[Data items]
[START]
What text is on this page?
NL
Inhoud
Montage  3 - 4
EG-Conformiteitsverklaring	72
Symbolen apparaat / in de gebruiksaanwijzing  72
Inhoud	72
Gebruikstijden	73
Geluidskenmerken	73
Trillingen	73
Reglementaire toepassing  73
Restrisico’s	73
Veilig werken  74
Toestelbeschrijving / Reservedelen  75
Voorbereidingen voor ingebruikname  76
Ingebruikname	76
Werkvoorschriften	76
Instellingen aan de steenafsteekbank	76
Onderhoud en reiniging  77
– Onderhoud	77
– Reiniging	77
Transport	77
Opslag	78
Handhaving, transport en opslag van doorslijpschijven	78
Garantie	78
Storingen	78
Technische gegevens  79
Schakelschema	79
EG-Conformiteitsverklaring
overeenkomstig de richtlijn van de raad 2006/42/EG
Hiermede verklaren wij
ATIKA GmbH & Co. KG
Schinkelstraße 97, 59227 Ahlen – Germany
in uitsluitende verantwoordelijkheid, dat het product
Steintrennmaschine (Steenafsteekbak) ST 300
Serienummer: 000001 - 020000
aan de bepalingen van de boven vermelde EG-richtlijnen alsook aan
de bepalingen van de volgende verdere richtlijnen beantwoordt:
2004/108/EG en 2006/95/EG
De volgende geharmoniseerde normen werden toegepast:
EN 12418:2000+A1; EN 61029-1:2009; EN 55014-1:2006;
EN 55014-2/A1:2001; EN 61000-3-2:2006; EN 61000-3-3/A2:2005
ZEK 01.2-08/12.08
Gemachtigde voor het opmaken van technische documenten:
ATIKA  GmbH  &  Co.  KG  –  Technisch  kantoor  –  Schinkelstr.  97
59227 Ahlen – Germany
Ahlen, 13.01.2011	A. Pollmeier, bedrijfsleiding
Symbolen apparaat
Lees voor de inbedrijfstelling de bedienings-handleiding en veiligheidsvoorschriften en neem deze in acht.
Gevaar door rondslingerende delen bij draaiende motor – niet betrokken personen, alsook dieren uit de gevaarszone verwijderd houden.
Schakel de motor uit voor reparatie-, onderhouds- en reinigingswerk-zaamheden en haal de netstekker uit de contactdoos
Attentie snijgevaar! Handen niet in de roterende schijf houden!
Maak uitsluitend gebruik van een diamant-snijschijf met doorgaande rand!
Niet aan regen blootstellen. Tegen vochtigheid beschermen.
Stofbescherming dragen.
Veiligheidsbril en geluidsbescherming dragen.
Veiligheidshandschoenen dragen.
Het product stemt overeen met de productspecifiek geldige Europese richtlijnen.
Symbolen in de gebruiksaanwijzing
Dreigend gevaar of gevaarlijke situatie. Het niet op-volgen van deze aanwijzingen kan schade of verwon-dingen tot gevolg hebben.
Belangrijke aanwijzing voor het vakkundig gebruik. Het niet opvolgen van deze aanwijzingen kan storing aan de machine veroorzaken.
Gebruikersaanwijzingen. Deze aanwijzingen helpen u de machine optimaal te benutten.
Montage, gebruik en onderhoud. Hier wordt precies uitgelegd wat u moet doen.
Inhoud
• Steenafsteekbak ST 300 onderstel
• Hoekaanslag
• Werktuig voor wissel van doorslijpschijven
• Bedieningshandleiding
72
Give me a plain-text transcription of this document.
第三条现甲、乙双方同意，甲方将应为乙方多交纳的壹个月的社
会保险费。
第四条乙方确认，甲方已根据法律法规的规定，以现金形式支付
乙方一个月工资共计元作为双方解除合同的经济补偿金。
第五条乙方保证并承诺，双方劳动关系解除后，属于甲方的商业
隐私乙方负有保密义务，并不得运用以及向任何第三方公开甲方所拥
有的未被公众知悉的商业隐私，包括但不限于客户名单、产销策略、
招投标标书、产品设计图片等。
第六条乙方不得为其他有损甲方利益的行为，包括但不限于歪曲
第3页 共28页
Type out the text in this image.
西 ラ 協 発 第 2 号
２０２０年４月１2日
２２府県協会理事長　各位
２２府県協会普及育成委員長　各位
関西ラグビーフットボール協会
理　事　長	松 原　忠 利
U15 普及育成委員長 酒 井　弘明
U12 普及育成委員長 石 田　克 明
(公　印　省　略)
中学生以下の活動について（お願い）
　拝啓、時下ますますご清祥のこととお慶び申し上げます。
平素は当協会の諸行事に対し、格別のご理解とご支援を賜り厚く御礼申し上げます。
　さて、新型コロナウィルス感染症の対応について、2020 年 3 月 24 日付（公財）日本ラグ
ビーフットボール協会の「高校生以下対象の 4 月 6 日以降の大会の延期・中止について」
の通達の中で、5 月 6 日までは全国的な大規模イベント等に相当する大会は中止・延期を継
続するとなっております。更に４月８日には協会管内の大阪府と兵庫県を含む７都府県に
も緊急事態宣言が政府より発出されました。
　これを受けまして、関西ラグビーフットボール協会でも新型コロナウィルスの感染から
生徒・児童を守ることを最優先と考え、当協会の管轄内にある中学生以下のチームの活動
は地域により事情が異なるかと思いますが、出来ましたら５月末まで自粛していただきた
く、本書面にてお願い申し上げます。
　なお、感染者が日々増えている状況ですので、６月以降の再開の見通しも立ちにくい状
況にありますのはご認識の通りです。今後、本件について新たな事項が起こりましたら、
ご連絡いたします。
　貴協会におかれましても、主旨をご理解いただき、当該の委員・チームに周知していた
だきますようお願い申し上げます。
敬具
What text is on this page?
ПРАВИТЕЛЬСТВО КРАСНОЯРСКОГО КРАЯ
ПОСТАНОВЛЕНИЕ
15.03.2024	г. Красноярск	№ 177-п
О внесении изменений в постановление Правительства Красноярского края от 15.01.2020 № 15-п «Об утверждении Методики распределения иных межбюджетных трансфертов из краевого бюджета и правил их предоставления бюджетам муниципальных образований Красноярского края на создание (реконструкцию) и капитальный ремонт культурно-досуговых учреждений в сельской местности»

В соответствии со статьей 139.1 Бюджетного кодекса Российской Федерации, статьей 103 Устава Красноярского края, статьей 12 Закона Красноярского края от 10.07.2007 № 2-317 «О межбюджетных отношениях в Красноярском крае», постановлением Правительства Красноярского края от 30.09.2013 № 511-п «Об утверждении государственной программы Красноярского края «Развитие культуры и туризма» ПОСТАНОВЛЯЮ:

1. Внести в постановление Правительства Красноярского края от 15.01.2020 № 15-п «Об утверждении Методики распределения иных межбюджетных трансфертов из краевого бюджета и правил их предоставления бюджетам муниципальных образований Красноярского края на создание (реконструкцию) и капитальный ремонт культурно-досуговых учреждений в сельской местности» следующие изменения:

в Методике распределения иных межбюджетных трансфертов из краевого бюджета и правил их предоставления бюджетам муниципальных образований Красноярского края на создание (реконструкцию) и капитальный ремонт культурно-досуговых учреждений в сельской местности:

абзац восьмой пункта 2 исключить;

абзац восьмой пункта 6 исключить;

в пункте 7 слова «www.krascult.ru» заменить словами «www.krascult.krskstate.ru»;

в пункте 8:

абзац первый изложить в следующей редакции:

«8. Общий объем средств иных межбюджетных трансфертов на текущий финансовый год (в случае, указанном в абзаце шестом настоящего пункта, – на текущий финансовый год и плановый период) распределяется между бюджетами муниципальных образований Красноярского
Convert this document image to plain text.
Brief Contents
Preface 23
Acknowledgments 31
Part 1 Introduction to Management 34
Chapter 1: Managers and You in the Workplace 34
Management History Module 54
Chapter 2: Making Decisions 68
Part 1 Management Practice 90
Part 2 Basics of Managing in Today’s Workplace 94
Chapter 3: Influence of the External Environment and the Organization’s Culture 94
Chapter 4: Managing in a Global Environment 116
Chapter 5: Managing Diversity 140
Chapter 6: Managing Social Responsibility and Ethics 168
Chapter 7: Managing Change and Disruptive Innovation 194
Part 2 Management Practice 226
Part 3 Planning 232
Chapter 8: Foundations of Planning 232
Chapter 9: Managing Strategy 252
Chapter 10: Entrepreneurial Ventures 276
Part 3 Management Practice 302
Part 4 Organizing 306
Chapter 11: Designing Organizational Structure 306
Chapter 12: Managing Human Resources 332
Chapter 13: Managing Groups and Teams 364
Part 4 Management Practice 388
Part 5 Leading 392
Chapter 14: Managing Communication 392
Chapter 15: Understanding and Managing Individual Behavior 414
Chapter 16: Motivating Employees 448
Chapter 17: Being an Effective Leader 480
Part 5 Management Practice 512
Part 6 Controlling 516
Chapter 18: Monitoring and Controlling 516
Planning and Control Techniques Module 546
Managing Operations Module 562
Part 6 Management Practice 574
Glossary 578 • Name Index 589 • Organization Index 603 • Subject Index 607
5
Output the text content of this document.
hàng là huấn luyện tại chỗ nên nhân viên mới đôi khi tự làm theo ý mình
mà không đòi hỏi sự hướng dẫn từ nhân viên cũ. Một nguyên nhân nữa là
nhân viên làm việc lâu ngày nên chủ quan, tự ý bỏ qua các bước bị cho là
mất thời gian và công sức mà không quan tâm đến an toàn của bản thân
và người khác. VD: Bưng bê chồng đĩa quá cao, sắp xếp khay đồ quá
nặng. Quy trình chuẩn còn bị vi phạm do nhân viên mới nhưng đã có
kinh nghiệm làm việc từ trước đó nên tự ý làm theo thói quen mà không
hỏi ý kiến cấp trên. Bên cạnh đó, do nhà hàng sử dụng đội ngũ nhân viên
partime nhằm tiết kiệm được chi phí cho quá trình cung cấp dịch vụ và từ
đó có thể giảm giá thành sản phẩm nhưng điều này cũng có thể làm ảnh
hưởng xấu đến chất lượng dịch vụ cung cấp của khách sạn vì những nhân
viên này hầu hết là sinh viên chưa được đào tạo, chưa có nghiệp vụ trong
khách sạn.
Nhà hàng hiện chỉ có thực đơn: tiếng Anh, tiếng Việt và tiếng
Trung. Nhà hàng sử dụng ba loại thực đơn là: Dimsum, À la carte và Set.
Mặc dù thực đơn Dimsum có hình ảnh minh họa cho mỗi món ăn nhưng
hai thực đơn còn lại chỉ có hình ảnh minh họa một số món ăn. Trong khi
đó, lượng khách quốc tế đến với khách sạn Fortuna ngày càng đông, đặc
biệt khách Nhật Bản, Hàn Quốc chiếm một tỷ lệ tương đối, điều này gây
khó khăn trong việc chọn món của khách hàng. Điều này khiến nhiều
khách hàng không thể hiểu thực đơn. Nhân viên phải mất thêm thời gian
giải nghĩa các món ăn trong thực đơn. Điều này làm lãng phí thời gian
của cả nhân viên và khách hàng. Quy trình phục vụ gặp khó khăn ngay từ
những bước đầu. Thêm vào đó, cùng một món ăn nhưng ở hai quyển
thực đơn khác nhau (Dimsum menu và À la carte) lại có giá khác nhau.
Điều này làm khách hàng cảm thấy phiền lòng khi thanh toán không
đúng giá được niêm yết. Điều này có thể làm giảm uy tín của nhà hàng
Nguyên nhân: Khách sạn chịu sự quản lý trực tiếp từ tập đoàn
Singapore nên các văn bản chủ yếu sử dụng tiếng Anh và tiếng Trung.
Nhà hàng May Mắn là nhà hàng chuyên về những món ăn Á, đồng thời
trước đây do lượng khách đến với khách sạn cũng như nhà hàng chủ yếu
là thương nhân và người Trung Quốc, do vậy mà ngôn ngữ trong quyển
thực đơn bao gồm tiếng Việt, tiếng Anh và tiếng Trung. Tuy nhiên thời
[END]
WHAT THIS TASK INVOLVES ->
From the listing above, return each line with the word "cung".

THE OUTPUT ->
partime nhằm tiết kiệm được chi phí cho quá trình cung cấp dịch vụ và từ
hưởng xấu đến chất lượng dịch vụ cung cấp của khách sạn vì những nhân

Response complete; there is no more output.